* _INSTRUCTIONS FOR THE TASK_
Pictures do not belong in the copy; restate the records below word for word.

━━━ SUPPLIED INFORMATION

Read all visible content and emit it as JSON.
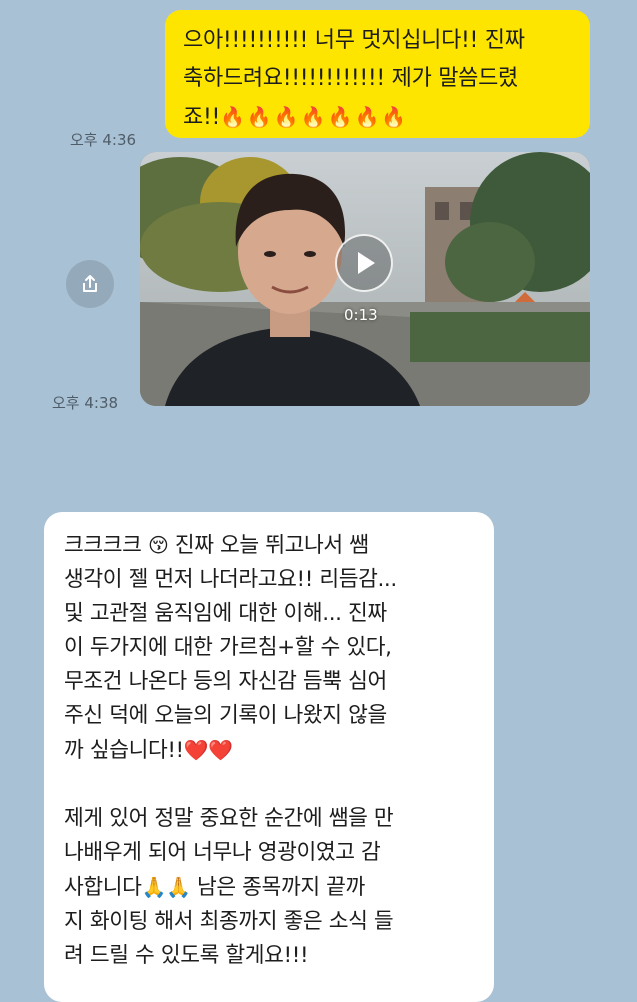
{
  "messages": {
    "outgoing_text": {
      "lines": [
        "으아!!!!!!!!!! 너무 멋지십니다!! 진짜",
        "축하드려요!!!!!!!!!!!! 제가 말씀드렸",
        "죠!!"
      ],
      "fire_emojis": "🔥🔥🔥🔥🔥🔥🔥",
      "timestamp": "오후 4:36"
    },
    "video": {
      "duration": "0:13",
      "timestamp": "오후 4:38"
    },
    "incoming_text": {
      "para1": [
        "크크크크",
        "진짜 오늘 뛰고나서 쌤",
        "생각이 젤 먼저 나더라고요!! 리듬감...",
        "및 고관절 움직임에 대한 이해... 진짜",
        "이 두가지에 대한 가르침+할 수 있다,",
        "무조건 나온다 등의 자신감 듬뿍 심어",
        "주신 덕에 오늘의 기록이 나왔지 않을",
        "까 싶습니다!!"
      ],
      "para2": [
        "제게 있어 정말 중요한 순간에 쌤을 만",
        "나배우게 되어 너무나 영광이였고 감",
        "사합니다",
        "남은 종목까지 끝까",
        "지 화이팅 해서 최종까지 좋은 소식 들",
        "려 드릴 수 있도록 할게요!!!"
      ],
      "emojis": {
        "blush": "😚",
        "hearts": "❤️❤️",
        "pray": "🙏🙏"
      }
    }
  },
  "colors": {
    "background": "#a9c1d4",
    "outgoing_bubble": "#fee500",
    "incoming_bubble": "#ffffff"
  },
  "icons": {
    "share": "share-icon",
    "play": "play-icon"
  }
}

━━━━━━

* _SOLUTION FOR THIS TASK_
Read all visible content and emit it as JSON.
{
  "messages": {
    "outgoing_text": {
      "lines": [
        "으아!!!!!!!!!! 너무 멋지십니다!! 진짜",
        "축하드려요!!!!!!!!!!!! 제가 말씀드렸",
        "죠!!"
      ],
      "fire_emojis": "🔥🔥🔥🔥🔥🔥🔥",
      "timestamp": "오후 4:36"
    },
    "video": {
      "duration": "0:13",
      "timestamp": "오후 4:38"
    },
    "incoming_text": {
      "para1": [
        "크크크크",
        "진짜 오늘 뛰고나서 쌤",
        "생각이 젤 먼저 나더라고요!! 리듬감...",
        "및 고관절 움직임에 대한 이해... 진짜",
        "이 두가지에 대한 가르침+할 수 있다,",
        "무조건 나온다 등의 자신감 듬뿍 심어",
        "주신 덕에 오늘의 기록이 나왔지 않을",
        "까 싶습니다!!"
      ],
      "para2": [
        "제게 있어 정말 중요한 순간에 쌤을 만",
        "나배우게 되어 너무나 영광이였고 감",
        "사합니다",
        "남은 종목까지 끝까",
        "지 화이팅 해서 최종까지 좋은 소식 들",
        "려 드릴 수 있도록 할게요!!!"
      ],
      "emojis": {
        "blush": "😚",
        "hearts": "❤️❤️",
        "pray": "🙏🙏"
      }
    }
  },
  "colors": {
    "background": "#a9c1d4",
    "outgoing_bubble": "#fee500",
    "incoming_bubble": "#ffffff"
  },
  "icons": {
    "share": "share-icon",
    "play": "play-icon"
  }
}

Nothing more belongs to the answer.